### EXERCISE DESCRIPTION
Continue the article on produce coatings and recyclable grocery packaging below, picking up right after its final sentence.

**** STUDY TEXT ****

Farm-to-fork freshness is crucial as nearly half of all fruit and veg produced globally are wasted each year, according to the UN.
The coatings maintain effectiveness under different environmental conditions, including ambient temperatures and relative humidity. In the age of booming home delivery, Sufresca’s solutions are a natural fit for e-commerce.
“Sufresca makes use of common, non-expensive and biodegradable ingredients, already established in the food industry. Likewise, production is a straightforward and simple process, making our products extremely affordable,” explains Efrat Ferri, the company’s CEO.
“Even though Sufresca’s coatings may be consumed safely, and in any case, coating martial left on the coated commodity is of minuscule and benign amount, they are also washable. They provide a beautiful appearance and are transparent, tasteless and odorless.”
To regulate optimal gas exchange between the fruit and its environment, the coating is characterized by “chaotic structure,” imitating the natural cuticle of the fruit or veg.
“That way, the fruit surface is partially sealed without suffocating the produce and accumulation of off-flavors over time,” details Ferri.
Sufresca’s technology portfolio boasts numerous coatings, including its unique film for bulbs, such as garlic and onion.
Recyclable insulation packs
DS Smith identifies rising online demand for perishable groceries as an opportunity to establish fully recyclable thermal insulation packs in the sector.
The company’s research reveals European consumers plan to continue or increase buying groceries online (62%) and order home meal kits (49%) post-pandemic.
“In 2020, many businesses suddenly needed to adapt their e-commerce model to meet a steep demand increase for home deliveries and subscription solutions. Based on this fast evolution, I predict an exciting year ahead, with emerging ways to serve consumers through e-commerce and packaging playing a central role,” anticipates Del Re at DS Smith.
To meet the environmental challenges presented by e-commerce growth, DS Smith and TemperPack partnered on ClimaCell, a thermal insulation barrier for temperature-sensitive groceries. The solution is recyclable in paper recycling streams and replaces typically unrecyclable expanded polystyrene foam.

**** INFORMATION ****

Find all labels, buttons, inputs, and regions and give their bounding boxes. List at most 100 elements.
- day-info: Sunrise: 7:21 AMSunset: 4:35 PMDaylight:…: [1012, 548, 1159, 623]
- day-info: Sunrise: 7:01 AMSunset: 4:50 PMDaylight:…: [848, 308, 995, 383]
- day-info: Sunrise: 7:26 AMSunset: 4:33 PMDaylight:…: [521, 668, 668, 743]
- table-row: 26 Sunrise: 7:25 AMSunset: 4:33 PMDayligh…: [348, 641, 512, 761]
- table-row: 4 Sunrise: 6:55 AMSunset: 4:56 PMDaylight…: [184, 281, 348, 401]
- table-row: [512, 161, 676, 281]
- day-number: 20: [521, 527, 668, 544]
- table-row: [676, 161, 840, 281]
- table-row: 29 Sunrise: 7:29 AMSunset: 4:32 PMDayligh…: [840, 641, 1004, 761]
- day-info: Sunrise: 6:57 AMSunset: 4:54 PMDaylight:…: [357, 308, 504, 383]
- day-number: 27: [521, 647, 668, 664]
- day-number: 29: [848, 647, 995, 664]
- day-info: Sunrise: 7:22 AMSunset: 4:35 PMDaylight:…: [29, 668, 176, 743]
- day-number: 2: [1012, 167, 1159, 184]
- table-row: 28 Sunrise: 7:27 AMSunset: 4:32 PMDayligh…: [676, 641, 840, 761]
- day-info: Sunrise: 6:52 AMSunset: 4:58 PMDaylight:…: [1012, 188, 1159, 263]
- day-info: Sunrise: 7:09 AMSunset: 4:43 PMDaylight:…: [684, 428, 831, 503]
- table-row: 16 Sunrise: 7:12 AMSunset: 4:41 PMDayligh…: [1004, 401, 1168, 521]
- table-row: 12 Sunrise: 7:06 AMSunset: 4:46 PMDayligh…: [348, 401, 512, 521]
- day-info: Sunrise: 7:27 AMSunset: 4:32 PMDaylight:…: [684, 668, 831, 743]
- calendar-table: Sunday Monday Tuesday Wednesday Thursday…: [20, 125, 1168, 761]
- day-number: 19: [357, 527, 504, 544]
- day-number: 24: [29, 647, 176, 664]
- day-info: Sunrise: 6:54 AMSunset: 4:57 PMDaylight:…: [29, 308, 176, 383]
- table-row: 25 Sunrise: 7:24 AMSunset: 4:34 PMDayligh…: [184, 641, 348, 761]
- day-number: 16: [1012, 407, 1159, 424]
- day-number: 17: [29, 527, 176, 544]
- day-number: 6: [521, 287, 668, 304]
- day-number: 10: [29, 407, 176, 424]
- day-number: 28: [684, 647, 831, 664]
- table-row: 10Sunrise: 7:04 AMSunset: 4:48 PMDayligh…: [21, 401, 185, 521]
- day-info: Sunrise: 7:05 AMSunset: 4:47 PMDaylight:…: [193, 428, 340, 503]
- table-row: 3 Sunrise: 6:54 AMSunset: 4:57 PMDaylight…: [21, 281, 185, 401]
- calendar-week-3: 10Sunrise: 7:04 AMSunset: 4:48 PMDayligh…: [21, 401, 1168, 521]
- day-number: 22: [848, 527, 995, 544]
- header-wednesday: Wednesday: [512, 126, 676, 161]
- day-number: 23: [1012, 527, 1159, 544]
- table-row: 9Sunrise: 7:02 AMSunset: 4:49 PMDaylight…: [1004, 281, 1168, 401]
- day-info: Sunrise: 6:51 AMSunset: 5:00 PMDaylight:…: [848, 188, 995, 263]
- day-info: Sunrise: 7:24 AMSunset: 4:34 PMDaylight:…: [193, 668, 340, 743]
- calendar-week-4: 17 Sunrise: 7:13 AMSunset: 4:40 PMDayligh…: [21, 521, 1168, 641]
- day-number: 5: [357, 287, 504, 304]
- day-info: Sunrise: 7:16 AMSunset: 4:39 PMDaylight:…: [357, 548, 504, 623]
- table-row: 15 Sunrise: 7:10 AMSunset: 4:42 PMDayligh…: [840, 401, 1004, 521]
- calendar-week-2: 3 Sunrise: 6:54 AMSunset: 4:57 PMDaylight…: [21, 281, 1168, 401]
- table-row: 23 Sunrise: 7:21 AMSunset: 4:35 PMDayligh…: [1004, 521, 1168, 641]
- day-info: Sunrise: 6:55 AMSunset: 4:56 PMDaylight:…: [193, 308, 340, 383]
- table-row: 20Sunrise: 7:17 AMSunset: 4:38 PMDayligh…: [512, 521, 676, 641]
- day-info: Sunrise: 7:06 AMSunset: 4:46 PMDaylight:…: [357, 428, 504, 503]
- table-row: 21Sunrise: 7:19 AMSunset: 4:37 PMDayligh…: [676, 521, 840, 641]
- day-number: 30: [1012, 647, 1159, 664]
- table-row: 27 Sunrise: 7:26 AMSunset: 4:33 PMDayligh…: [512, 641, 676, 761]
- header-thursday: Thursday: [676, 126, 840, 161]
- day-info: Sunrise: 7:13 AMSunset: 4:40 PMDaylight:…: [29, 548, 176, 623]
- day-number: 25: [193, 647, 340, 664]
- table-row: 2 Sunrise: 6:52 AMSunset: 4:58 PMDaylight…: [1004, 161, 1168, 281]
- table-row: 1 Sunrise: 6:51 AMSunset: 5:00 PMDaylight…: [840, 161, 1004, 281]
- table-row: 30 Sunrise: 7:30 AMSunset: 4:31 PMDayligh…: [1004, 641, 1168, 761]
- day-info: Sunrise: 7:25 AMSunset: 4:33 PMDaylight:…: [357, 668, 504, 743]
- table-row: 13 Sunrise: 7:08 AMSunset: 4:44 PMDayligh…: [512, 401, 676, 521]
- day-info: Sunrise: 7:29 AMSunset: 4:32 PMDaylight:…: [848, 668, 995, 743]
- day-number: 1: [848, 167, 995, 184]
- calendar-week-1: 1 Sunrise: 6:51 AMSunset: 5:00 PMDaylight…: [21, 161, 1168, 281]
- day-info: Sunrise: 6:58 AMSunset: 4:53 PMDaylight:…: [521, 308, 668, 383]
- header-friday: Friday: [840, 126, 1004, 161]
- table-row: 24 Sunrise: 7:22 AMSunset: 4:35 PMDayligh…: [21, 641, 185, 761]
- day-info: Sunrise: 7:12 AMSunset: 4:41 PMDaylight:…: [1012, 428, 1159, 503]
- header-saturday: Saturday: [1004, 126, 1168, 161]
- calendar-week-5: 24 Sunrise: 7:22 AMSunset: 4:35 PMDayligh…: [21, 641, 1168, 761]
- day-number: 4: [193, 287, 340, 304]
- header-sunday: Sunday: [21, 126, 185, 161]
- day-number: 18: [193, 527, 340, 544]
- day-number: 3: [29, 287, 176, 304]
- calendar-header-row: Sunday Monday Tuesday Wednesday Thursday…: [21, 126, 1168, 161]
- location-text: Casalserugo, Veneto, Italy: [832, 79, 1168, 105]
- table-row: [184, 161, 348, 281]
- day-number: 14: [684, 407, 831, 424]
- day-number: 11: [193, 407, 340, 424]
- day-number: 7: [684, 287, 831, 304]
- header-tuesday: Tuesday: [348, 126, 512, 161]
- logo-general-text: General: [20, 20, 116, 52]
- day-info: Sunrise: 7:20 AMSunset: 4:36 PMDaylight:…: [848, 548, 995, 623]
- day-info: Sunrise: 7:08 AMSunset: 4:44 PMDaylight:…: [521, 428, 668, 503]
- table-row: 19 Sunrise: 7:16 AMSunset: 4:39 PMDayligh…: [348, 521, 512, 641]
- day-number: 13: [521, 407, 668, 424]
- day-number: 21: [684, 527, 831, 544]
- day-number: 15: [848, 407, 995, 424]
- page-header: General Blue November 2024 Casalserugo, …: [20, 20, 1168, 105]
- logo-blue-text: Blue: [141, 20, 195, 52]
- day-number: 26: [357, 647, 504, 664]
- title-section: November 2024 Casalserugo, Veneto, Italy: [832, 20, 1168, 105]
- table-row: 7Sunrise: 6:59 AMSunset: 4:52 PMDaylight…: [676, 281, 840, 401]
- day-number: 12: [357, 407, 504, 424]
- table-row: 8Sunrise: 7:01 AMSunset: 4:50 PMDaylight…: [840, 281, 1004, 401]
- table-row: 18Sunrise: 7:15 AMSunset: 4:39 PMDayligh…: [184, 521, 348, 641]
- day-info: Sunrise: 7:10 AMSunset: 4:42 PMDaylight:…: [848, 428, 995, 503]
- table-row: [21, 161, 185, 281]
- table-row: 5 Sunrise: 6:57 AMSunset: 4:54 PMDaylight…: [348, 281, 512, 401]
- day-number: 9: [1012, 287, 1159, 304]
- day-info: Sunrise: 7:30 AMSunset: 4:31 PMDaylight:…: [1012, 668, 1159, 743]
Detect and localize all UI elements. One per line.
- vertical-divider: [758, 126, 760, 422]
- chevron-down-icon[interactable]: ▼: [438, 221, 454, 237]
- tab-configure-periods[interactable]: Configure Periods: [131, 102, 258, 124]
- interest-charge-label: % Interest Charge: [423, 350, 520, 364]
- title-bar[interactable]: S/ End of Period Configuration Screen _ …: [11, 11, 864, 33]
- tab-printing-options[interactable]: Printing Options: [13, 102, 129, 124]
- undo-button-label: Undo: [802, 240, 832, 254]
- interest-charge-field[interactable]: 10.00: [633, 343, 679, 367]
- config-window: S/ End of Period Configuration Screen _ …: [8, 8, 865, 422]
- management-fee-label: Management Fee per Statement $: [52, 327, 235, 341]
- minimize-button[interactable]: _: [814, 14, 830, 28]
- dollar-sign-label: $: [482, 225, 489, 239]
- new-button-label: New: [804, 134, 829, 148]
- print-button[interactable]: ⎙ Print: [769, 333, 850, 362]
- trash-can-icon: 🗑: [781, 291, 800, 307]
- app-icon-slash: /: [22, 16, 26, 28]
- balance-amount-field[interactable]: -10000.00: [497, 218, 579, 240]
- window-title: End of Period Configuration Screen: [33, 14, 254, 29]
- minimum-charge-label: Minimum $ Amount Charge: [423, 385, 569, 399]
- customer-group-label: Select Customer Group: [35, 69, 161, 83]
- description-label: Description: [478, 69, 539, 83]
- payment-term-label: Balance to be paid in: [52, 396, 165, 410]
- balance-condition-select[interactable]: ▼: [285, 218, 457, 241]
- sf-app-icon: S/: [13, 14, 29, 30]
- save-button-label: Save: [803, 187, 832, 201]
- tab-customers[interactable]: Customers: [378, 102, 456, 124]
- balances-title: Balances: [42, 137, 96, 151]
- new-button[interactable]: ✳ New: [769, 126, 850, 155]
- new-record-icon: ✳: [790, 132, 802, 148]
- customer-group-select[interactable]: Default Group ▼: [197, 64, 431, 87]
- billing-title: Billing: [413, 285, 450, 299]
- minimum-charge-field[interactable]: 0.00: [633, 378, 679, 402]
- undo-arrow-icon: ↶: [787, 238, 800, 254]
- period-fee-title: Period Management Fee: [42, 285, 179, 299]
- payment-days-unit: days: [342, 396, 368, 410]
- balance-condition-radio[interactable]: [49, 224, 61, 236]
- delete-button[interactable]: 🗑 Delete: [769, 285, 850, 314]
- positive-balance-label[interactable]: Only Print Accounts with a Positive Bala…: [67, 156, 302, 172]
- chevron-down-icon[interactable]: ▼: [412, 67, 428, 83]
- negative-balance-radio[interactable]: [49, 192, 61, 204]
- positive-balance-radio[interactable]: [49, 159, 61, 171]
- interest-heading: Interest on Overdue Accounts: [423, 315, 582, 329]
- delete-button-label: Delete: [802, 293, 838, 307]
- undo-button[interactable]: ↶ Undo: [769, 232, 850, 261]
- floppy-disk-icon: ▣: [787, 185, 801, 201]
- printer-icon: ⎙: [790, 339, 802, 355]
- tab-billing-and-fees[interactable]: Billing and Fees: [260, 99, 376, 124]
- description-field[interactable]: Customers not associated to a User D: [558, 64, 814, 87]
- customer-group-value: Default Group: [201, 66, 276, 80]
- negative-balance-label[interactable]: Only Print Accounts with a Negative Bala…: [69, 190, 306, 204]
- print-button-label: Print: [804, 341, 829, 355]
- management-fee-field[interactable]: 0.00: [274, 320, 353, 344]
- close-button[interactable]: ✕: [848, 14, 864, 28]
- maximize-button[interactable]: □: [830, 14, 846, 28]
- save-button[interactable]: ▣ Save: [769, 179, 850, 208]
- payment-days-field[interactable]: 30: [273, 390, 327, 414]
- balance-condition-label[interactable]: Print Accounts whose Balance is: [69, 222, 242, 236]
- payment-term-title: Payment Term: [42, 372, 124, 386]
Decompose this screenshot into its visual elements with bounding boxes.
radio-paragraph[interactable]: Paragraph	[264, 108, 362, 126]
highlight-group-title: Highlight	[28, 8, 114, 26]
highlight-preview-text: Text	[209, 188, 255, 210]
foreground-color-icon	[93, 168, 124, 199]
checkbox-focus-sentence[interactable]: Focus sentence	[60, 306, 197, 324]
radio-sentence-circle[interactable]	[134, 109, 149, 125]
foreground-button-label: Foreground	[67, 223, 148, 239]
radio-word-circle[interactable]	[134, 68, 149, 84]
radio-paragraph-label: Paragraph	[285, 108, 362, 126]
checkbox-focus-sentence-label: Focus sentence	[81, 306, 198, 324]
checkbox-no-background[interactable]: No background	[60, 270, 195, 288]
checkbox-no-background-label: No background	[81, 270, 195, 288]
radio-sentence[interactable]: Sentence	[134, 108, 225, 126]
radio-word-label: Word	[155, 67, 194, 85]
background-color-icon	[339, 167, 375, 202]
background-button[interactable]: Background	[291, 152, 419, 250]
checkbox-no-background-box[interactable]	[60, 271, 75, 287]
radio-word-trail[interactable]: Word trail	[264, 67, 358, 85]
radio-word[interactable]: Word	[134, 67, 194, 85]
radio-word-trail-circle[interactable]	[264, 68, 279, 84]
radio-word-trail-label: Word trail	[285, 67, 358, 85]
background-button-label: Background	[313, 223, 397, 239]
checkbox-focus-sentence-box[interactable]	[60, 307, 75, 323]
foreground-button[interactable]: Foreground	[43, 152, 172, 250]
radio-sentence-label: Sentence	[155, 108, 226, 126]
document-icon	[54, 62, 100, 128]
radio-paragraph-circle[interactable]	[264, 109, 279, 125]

****

### YOUR RESPONSE
DS Smith also developed an emergency provision delivery box as demand for safer home delivery surged during March’s COVID-19 spread. In line with social distancing and self-isolation guidelines, the new boxes can be stacked in delivery vans and dropped off to vulnerable consumers while supporting worker safety.
Heightened hygiene concerns
Another pandemic impact is increased consumer hygiene concern. New research commissioned by DS Smith revealed more than one in three (33%) European consumers wash or disinfect all loose items, including fruit and veg, and 12 percent now avoid buying loose, unpacked goods (22% in Finland and 19% in the UK).
In response, DS Smith released a host of innovative packaging designs, including paper-board boxes and punnets, preventing consumers from touching the fruit and veg before deciding what to buy. For example, the Ecovete range in Spain offers cardboard protective packs with multiple closing and sealing possibilities.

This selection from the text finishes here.